■ **Directives**:
1. Revise the passage on monetary policy between "6.  And of course" and "holding similar views.", inclusive, putting "reconfirmed" wherever "reappointed" appears.
2. Extend the passage on monetary policy, picking up right after its final sentence.

PS.  I would allow states to piggy-back onto this system if they wished, so that they could also raise taxes more efficiently.  This would allow states to abolish their income and sales taxes, and replace them with VATs and progressive payroll taxes.  Also, if you are comparing the 26% of GDP to European numbers, don’t.  You need to add in state and local spending.  If the US federal government moved up to 26% of GDP, then total government spending would move up to the bottom end of the Western European level, and above Australia/Canada/Japan, unless I am mistaken.  Given the anti-tax character of Americans, I don’t think the Democrats could realistically expect anything higher.

PPS.  Totally off topic, but if you like bizarre political humor you might find this funny.  It’s from an actual German movie I saw a few years back (I believe called Downfall), but the subtitles have been changed.  (BTW, I hope it goes without saying that the humor obviously isn’t really directed against either party.)

What we should be debating

We should be debating:

1.  Whether to cut the fed funds target from 0.25% to 0%

2.  Whether to put an interest penalty on excess reserves

3.  Whether to do additional QE

4.  Whether to set an inflation or NGDP target

5.  Whether to target growth rates or levels

6.  And of course the key overarching question:  Would the economy benefit from an increase in AD, or nominal spending?

Instead, the blogosphere is full of debate over whether Bernanke should be reappointed at the Fed.  Obviously President Obama gets to choose the Fed Chairman; if he thinks the economy would benefit from additional monetary stimulus, then I presume he would not have picked Bernanke.  Thus I don’t much care either way whether Bernanke is reappointed.  If he is not reappointed then I presume Obama would replace him with someone holding similar views.

■ **Items from a dataset**:
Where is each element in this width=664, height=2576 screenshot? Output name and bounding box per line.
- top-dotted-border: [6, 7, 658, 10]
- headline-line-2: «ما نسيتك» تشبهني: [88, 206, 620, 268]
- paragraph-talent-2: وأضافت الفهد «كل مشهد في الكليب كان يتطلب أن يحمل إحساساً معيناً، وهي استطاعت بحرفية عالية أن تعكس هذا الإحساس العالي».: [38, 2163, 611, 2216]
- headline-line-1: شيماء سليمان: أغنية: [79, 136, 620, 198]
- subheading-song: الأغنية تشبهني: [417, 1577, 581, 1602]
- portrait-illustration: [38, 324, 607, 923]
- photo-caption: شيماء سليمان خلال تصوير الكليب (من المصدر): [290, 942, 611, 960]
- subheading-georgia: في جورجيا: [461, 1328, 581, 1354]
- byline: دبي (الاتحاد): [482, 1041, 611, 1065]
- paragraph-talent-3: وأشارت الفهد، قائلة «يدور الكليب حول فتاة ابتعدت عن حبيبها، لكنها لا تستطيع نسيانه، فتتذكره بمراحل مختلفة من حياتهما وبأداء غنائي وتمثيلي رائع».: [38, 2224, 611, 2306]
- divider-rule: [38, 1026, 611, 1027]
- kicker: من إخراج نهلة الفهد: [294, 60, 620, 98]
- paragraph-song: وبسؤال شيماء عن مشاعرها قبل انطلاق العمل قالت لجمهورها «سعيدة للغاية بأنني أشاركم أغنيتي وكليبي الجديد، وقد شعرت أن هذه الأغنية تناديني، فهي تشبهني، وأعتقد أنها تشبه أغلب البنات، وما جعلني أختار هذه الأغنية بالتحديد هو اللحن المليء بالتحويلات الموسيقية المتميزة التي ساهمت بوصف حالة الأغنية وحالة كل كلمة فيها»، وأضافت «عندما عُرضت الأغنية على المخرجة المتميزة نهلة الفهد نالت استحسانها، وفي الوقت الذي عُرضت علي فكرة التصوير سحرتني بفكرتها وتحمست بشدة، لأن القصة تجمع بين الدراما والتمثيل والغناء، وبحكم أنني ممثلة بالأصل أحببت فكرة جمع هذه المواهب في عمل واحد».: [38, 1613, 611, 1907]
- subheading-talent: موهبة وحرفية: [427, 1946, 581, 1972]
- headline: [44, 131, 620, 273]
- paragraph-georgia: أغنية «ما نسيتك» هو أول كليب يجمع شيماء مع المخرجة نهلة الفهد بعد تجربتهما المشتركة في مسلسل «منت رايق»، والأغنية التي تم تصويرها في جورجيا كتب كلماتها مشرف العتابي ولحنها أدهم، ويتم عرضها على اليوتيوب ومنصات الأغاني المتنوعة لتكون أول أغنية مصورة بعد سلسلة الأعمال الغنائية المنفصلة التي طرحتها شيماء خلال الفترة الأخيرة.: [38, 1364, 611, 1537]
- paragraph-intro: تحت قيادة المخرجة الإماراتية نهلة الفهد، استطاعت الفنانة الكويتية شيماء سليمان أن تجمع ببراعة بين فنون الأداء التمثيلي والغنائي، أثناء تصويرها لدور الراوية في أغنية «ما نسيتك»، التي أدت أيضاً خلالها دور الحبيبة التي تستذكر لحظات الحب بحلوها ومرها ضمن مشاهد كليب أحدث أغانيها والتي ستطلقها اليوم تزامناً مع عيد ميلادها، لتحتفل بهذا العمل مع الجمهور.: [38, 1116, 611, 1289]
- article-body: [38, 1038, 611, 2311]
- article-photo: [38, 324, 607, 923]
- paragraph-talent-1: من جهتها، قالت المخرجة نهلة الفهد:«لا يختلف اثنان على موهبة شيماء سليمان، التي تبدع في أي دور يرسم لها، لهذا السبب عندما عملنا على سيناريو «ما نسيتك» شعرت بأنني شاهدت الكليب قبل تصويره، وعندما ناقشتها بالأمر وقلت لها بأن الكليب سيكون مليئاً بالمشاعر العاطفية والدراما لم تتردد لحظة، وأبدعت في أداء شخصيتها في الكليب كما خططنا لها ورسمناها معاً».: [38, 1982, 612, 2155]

■ **Responses per task**:
1.
6.  And of course the key overarching question:  Would the economy benefit from an increase in AD, or nominal spending?

Instead, the blogosphere is full of debate over whether Bernanke should be reconfirmed at the Fed.  Obviously President Obama gets to choose the Fed Chairman; if he thinks the economy would benefit from additional monetary stimulus, then I presume he would not have picked Bernanke.  Thus I don’t much care either way whether Bernanke is reconfirmed.  If he is not reconfirmed then I presume Obama would replace him with someone holding similar views.

2.
I think we need to step back and think about how the Fed operates.  You cannot expect leadership from a large bureaucracy.  Unless there is dissatisfaction with Fed policy among economists, pundits, journalists, businessmen and politicians, you cannot expect the Fed to suddenly change its policies.  As far as I can see, very few people are calling for additional monetary stimulus.  So why should we expect the Fed to provide such stimulus, with or without Bernanke?

It seems like lots of the discussion of whether Bernanke should be reappointed revolves around issues other than monetary policy.  And I think that fact tells us a lot about how we got in this mess; many people still don’t seem to think the big drop in NGDP was a monetary policy failure.

Instead we have debates about whether to allow big banks to exist.  Again, doesn’t this miss the point?  If our banking system absorbs trillions in losses you can be sure the government will step in, regardless of whether we have big banks or small banks.  And if our banking system isn’t in crisis, then FDIC is perfectly capable of handling an isolated bankruptcy, even at a large bank.  In any case, I can’t imagine a future where the US doesn’t have any large banks, but Europe, China, Japan and Canada have lots of large banks.  Can you?  Wouldn’t it make more sense to try to prevent the banking system from suffering trillions in losses after a bubble bursts, perhaps by requiring sizable downpayments?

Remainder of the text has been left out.